Records provided:
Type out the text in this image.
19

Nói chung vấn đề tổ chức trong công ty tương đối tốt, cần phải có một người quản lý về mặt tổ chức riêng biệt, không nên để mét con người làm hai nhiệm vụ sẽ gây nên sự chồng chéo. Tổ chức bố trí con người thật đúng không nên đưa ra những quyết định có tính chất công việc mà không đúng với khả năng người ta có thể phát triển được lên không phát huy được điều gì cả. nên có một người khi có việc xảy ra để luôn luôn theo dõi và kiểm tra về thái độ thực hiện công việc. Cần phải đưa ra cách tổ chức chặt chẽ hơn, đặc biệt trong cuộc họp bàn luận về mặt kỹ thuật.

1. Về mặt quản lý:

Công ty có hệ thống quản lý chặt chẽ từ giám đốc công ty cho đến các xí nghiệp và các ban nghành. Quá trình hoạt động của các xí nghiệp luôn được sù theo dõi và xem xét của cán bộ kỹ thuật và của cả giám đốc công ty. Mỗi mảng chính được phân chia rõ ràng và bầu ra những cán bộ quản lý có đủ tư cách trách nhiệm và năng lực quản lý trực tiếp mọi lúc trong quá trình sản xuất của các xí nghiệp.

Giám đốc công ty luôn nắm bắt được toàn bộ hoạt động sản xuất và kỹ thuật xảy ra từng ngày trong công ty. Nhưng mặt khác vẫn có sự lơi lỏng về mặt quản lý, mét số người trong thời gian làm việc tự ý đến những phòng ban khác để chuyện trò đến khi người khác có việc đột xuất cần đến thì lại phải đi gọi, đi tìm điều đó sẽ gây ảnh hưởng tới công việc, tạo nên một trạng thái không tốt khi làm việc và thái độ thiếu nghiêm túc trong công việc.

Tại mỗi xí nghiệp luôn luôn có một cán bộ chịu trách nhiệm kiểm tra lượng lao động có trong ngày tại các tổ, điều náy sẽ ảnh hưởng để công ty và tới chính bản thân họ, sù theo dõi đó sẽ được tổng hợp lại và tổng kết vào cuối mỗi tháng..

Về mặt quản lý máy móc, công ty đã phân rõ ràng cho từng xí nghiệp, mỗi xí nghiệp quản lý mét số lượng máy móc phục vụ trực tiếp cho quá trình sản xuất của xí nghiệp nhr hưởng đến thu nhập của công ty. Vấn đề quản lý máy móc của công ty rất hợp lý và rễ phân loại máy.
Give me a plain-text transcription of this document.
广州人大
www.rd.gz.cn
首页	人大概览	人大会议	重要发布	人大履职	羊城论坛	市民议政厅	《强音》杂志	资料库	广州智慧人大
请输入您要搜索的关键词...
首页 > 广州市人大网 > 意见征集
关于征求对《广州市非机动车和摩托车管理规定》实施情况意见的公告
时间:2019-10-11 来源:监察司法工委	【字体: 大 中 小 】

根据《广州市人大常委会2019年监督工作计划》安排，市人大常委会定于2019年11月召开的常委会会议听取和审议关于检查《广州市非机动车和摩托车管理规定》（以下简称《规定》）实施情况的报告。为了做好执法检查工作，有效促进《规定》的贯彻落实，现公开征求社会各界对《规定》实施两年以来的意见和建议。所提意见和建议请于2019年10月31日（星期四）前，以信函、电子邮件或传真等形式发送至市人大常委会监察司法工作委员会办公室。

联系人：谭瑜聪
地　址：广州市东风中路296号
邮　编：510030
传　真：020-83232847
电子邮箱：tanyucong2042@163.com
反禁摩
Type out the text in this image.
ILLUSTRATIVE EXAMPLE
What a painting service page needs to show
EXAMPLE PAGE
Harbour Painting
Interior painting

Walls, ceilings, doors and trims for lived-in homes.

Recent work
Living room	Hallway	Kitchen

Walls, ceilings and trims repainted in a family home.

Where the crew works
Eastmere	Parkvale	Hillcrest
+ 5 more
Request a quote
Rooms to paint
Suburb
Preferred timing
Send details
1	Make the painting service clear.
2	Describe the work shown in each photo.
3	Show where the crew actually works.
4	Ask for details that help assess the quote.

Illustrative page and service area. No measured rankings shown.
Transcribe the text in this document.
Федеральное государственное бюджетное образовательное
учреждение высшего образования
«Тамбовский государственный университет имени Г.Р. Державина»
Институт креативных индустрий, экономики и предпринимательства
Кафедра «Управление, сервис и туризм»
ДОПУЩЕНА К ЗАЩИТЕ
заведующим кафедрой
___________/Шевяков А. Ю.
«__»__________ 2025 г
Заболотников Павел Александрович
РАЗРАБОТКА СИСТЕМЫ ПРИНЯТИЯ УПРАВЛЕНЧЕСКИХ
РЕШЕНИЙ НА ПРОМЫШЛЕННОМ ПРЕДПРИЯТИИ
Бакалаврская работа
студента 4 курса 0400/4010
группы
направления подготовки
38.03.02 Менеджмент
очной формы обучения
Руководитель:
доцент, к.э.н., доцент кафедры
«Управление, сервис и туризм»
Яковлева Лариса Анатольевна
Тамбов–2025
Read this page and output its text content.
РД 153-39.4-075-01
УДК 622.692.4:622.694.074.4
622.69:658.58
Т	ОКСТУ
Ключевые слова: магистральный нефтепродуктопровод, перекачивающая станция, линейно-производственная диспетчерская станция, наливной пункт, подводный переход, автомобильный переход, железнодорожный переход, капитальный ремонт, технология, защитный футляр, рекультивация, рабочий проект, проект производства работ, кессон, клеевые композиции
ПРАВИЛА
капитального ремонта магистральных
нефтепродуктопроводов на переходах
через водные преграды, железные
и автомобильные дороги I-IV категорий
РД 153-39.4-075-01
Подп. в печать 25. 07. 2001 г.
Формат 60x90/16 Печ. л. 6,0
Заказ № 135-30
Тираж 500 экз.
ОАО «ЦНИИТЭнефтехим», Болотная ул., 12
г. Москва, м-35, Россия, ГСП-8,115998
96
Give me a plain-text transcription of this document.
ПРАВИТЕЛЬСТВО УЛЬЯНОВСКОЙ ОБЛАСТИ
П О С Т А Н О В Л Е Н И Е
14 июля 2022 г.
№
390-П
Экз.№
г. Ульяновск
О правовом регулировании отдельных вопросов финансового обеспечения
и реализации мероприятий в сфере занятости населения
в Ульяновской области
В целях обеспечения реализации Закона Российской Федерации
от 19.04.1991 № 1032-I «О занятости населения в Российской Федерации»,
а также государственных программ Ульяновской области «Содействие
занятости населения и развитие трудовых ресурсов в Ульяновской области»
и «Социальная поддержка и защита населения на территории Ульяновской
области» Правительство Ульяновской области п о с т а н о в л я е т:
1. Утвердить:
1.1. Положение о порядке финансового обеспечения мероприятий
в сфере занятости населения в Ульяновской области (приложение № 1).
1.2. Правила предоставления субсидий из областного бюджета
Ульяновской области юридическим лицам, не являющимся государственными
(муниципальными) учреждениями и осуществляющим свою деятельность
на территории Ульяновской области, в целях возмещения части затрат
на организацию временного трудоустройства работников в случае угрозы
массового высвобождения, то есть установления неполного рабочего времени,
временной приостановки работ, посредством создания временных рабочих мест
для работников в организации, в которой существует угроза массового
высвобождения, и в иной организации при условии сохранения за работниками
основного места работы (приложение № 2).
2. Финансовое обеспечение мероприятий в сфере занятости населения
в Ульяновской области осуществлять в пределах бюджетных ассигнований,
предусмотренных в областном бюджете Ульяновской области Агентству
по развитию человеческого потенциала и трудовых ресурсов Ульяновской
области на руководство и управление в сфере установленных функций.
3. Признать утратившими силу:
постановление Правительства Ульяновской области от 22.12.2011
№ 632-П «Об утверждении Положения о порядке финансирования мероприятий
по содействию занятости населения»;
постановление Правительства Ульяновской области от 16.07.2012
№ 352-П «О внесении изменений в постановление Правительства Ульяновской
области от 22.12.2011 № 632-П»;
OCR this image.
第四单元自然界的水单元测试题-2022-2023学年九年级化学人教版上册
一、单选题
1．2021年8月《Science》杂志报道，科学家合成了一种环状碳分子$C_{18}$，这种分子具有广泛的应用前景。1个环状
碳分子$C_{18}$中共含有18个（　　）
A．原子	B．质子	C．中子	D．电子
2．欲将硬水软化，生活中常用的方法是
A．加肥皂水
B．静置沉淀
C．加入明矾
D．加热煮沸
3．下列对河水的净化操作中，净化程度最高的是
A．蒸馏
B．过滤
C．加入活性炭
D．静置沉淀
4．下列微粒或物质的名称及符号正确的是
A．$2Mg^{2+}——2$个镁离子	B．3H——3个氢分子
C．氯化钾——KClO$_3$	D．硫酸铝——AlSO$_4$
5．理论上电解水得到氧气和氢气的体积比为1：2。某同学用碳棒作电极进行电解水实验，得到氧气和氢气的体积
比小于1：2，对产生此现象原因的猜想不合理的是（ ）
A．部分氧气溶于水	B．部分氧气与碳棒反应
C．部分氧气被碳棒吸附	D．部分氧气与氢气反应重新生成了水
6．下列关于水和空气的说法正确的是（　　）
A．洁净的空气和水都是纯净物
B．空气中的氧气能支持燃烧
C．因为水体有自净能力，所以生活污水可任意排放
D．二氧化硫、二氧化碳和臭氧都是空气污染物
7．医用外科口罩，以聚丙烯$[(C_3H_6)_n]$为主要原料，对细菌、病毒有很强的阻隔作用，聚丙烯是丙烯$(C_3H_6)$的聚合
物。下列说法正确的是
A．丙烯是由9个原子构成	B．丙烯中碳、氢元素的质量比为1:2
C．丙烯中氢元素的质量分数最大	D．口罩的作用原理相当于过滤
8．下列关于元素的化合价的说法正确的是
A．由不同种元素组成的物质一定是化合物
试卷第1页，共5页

Direction: Scan the material above for the string "lượng" and report each line where you find it.

Task response:
Tại mỗi xí nghiệp luôn luôn có một cán bộ chịu trách nhiệm kiểm tra lượng lao động có trong ngày tại các tổ, điều náy sẽ ảnh hưởng để công ty và tới chính bản thân họ, sù theo dõi đó sẽ được tổng hợp lại và tổng kết vào cuối mỗi tháng..
Về mặt quản lý máy móc, công ty đã phân rõ ràng cho từng xí nghiệp, mỗi xí nghiệp quản lý mét số lượng máy móc phục vụ trực tiếp cho quá trình sản xuất của xí nghiệp nhr hưởng đến thu nhập của công ty. Vấn đề quản lý máy móc của công ty rất hợp lý và rễ phân loại máy.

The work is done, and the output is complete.